## GIVEN PROBLEM
Transcribe the records that follow. Keep every word exactly, and drop the pictures.

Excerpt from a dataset
#####
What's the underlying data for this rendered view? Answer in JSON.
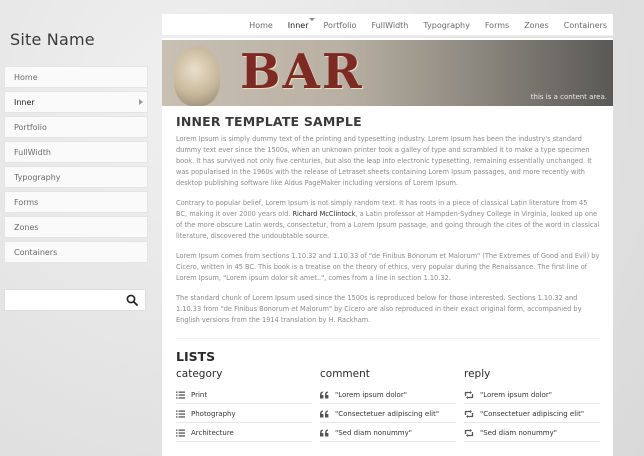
{
  "site": {
    "name": "Site Name"
  },
  "sidebar": {
    "items": [
      {
        "label": "Home"
      },
      {
        "label": "Inner"
      },
      {
        "label": "Portfolio"
      },
      {
        "label": "FullWidth"
      },
      {
        "label": "Typography"
      },
      {
        "label": "Forms"
      },
      {
        "label": "Zones"
      },
      {
        "label": "Containers"
      }
    ],
    "search": {
      "placeholder": "",
      "icon": "search-icon"
    }
  },
  "topnav": {
    "items": [
      {
        "label": "Home"
      },
      {
        "label": "Inner"
      },
      {
        "label": "Portfolio"
      },
      {
        "label": "FullWidth"
      },
      {
        "label": "Typography"
      },
      {
        "label": "Forms"
      },
      {
        "label": "Zones"
      },
      {
        "label": "Containers"
      }
    ]
  },
  "banner": {
    "text": "BAR",
    "caption": "this is a content area."
  },
  "main": {
    "title": "INNER TEMPLATE SAMPLE",
    "p1": "Lorem Ipsum is simply dummy text of the printing and typesetting industry. Lorem Ipsum has been the industry's standard dummy text ever since the 1500s, when an unknown printer took a galley of type and scrambled it to make a type specimen book. It has survived not only five centuries, but also the leap into electronic typesetting, remaining essentially unchanged. It was popularised in the 1960s with the release of Letraset sheets containing Lorem Ipsum passages, and more recently with desktop publishing software like Aldus PageMaker including versions of Lorem Ipsum.",
    "p2_before": "Contrary to popular belief, Lorem Ipsum is not simply random text. It has roots in a piece of classical Latin literature from 45 BC, making it over 2000 years old. ",
    "p2_link": "Richard McClintock",
    "p2_after": ", a Latin professor at Hampden-Sydney College in Virginia, looked up one of the more obscure Latin words, consectetur, from a Lorem Ipsum passage, and going through the cites of the word in classical literature, discovered the undoubtable source.",
    "p3": "Lorem Ipsum comes from sections 1.10.32 and 1.10.33 of \"de Finibus Bonorum et Malorum\" (The Extremes of Good and Evil) by Cicero, written in 45 BC. This book is a treatise on the theory of ethics, very popular during the Renaissance. The first line of Lorem Ipsum, \"Lorem ipsum dolor sit amet..\", comes from a line in section 1.10.32.",
    "p4": "The standard chunk of Lorem Ipsum used since the 1500s is reproduced below for those interested. Sections 1.10.32 and 1.10.33 from \"de Finibus Bonorum et Malorum\" by Cicero are also reproduced in their exact original form, accompanied by English versions from the 1914 translation by H. Rackham."
  },
  "lists": {
    "title": "LISTS",
    "columns": [
      {
        "heading": "category",
        "icon": "list-icon",
        "items": [
          "Print",
          "Photography",
          "Architecture"
        ]
      },
      {
        "heading": "comment",
        "icon": "quote-icon",
        "items": [
          "\"Lorem ipsum dolor\"",
          "\"Consectetuer adipiscing elit\"",
          "\"Sed diam nonummy\""
        ]
      },
      {
        "heading": "reply",
        "icon": "retweet-icon",
        "items": [
          "\"Lorem ipsum dolor\"",
          "\"Consectetuer adipiscing elit\"",
          "\"Sed diam nonummy\""
        ]
      }
    ]
  },
  "colors": {
    "accent": "#7d2a22",
    "text": "#3a3a3a",
    "muted": "#8a8a8a"
  }
}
#####
## EXERCISE ANSWER
What's the underlying data for this rendered view? Answer in JSON.
{
  "site": {
    "name": "Site Name"
  },
  "sidebar": {
    "items": [
      {
        "label": "Home"
      },
      {
        "label": "Inner"
      },
      {
        "label": "Portfolio"
      },
      {
        "label": "FullWidth"
      },
      {
        "label": "Typography"
      },
      {
        "label": "Forms"
      },
      {
        "label": "Zones"
      },
      {
        "label": "Containers"
      }
    ],
    "search": {
      "placeholder": "",
      "icon": "search-icon"
    }
  },
  "topnav": {
    "items": [
      {
        "label": "Home"
      },
      {
        "label": "Inner"
      },
      {
        "label": "Portfolio"
      },
      {
        "label": "FullWidth"
      },
      {
        "label": "Typography"
      },
      {
        "label": "Forms"
      },
      {
        "label": "Zones"
      },
      {
        "label": "Containers"
      }
    ]
  },
  "banner": {
    "text": "BAR",
    "caption": "this is a content area."
  },
  "main": {
    "title": "INNER TEMPLATE SAMPLE",
    "p1": "Lorem Ipsum is simply dummy text of the printing and typesetting industry. Lorem Ipsum has been the industry's standard dummy text ever since the 1500s, when an unknown printer took a galley of type and scrambled it to make a type specimen book. It has survived not only five centuries, but also the leap into electronic typesetting, remaining essentially unchanged. It was popularised in the 1960s with the release of Letraset sheets containing Lorem Ipsum passages, and more recently with desktop publishing software like Aldus PageMaker including versions of Lorem Ipsum.",
    "p2_before": "Contrary to popular belief, Lorem Ipsum is not simply random text. It has roots in a piece of classical Latin literature from 45 BC, making it over 2000 years old. ",
    "p2_link": "Richard McClintock",
    "p2_after": ", a Latin professor at Hampden-Sydney College in Virginia, looked up one of the more obscure Latin words, consectetur, from a Lorem Ipsum passage, and going through the cites of the word in classical literature, discovered the undoubtable source.",
    "p3": "Lorem Ipsum comes from sections 1.10.32 and 1.10.33 of \"de Finibus Bonorum et Malorum\" (The Extremes of Good and Evil) by Cicero, written in 45 BC. This book is a treatise on the theory of ethics, very popular during the Renaissance. The first line of Lorem Ipsum, \"Lorem ipsum dolor sit amet..\", comes from a line in section 1.10.32.",
    "p4": "The standard chunk of Lorem Ipsum used since the 1500s is reproduced below for those interested. Sections 1.10.32 and 1.10.33 from \"de Finibus Bonorum et Malorum\" by Cicero are also reproduced in their exact original form, accompanied by English versions from the 1914 translation by H. Rackham."
  },
  "lists": {
    "title": "LISTS",
    "columns": [
      {
        "heading": "category",
        "icon": "list-icon",
        "items": [
          "Print",
          "Photography",
          "Architecture"
        ]
      },
      {
        "heading": "comment",
        "icon": "quote-icon",
        "items": [
          "\"Lorem ipsum dolor\"",
          "\"Consectetuer adipiscing elit\"",
          "\"Sed diam nonummy\""
        ]
      },
      {
        "heading": "reply",
        "icon": "retweet-icon",
        "items": [
          "\"Lorem ipsum dolor\"",
          "\"Consectetuer adipiscing elit\"",
          "\"Sed diam nonummy\""
        ]
      }
    ]
  },
  "colors": {
    "accent": "#7d2a22",
    "text": "#3a3a3a",
    "muted": "#8a8a8a"
  }
}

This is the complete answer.